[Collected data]
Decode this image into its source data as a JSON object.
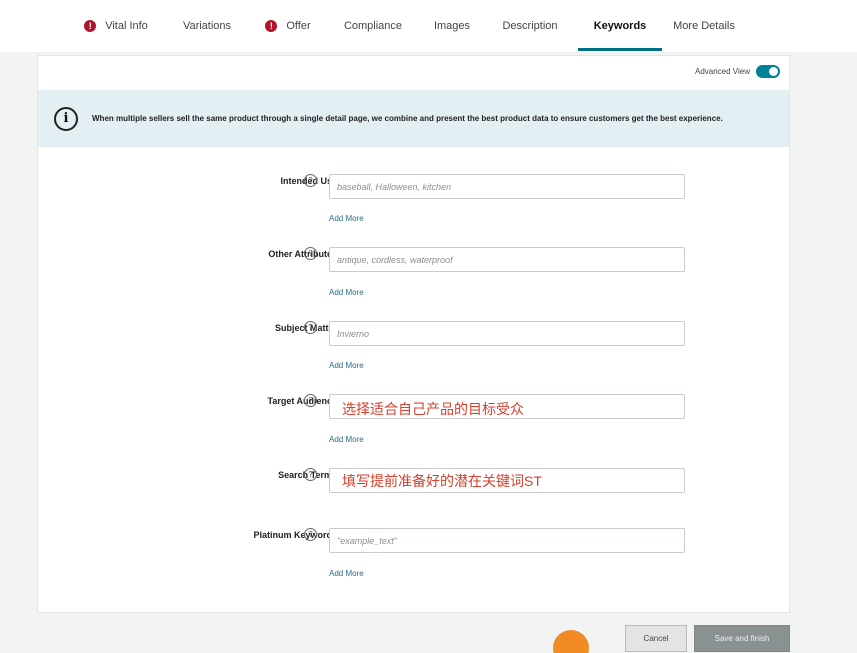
{
  "tabs": [
    {
      "label": "Vital Info",
      "error": true
    },
    {
      "label": "Variations",
      "error": false
    },
    {
      "label": "Offer",
      "error": true
    },
    {
      "label": "Compliance",
      "error": false
    },
    {
      "label": "Images",
      "error": false
    },
    {
      "label": "Description",
      "error": false
    },
    {
      "label": "Keywords",
      "error": false,
      "active": true
    },
    {
      "label": "More Details",
      "error": false
    }
  ],
  "error_icon_glyph": "!",
  "advanced_view": {
    "label": "Advanced View",
    "on": true
  },
  "banner": {
    "icon_glyph": "i",
    "text": "When multiple sellers sell the same product through a single detail page, we combine and present the best product data to ensure customers get the best experience."
  },
  "help_glyph": "?",
  "add_more_label": "Add More",
  "fields": {
    "intended_use": {
      "label": "Intended Use",
      "placeholder": "baseball, Halloween, kitchen",
      "value": ""
    },
    "other_attributes": {
      "label": "Other Attributes",
      "placeholder": "antique, cordless, waterproof",
      "value": ""
    },
    "subject_matter": {
      "label": "Subject Matter",
      "placeholder": "Invierno",
      "value": ""
    },
    "target_audience": {
      "label": "Target Audience",
      "placeholder": "",
      "value": "",
      "annotation": "选择适合自己产品的目标受众"
    },
    "search_terms": {
      "label": "Search Terms",
      "placeholder": "",
      "value": "",
      "annotation": "填写提前准备好的潜在关键词ST"
    },
    "platinum_keywords": {
      "label": "Platinum Keywords",
      "placeholder": "\"example_text\"",
      "value": ""
    }
  },
  "buttons": {
    "cancel": "Cancel",
    "save": "Save and finish"
  },
  "colors": {
    "accent": "#007185",
    "toggle": "#008296",
    "error": "#b3132b",
    "annotation": "#d6402c",
    "banner_bg": "#e4eff3"
  }
}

_REQUIREMENT_
Return all of the entries exactly as written, but drop any pictures they hold.

_TASK RESPONSE_
Decode this image into its source data as a JSON object.
{
  "tabs": [
    {
      "label": "Vital Info",
      "error": true
    },
    {
      "label": "Variations",
      "error": false
    },
    {
      "label": "Offer",
      "error": true
    },
    {
      "label": "Compliance",
      "error": false
    },
    {
      "label": "Images",
      "error": false
    },
    {
      "label": "Description",
      "error": false
    },
    {
      "label": "Keywords",
      "error": false,
      "active": true
    },
    {
      "label": "More Details",
      "error": false
    }
  ],
  "error_icon_glyph": "!",
  "advanced_view": {
    "label": "Advanced View",
    "on": true
  },
  "banner": {
    "icon_glyph": "i",
    "text": "When multiple sellers sell the same product through a single detail page, we combine and present the best product data to ensure customers get the best experience."
  },
  "help_glyph": "?",
  "add_more_label": "Add More",
  "fields": {
    "intended_use": {
      "label": "Intended Use",
      "placeholder": "baseball, Halloween, kitchen",
      "value": ""
    },
    "other_attributes": {
      "label": "Other Attributes",
      "placeholder": "antique, cordless, waterproof",
      "value": ""
    },
    "subject_matter": {
      "label": "Subject Matter",
      "placeholder": "Invierno",
      "value": ""
    },
    "target_audience": {
      "label": "Target Audience",
      "placeholder": "",
      "value": "",
      "annotation": "选择适合自己产品的目标受众"
    },
    "search_terms": {
      "label": "Search Terms",
      "placeholder": "",
      "value": "",
      "annotation": "填写提前准备好的潜在关键词ST"
    },
    "platinum_keywords": {
      "label": "Platinum Keywords",
      "placeholder": "\"example_text\"",
      "value": ""
    }
  },
  "buttons": {
    "cancel": "Cancel",
    "save": "Save and finish"
  },
  "colors": {
    "accent": "#007185",
    "toggle": "#008296",
    "error": "#b3132b",
    "annotation": "#d6402c",
    "banner_bg": "#e4eff3"
  }
}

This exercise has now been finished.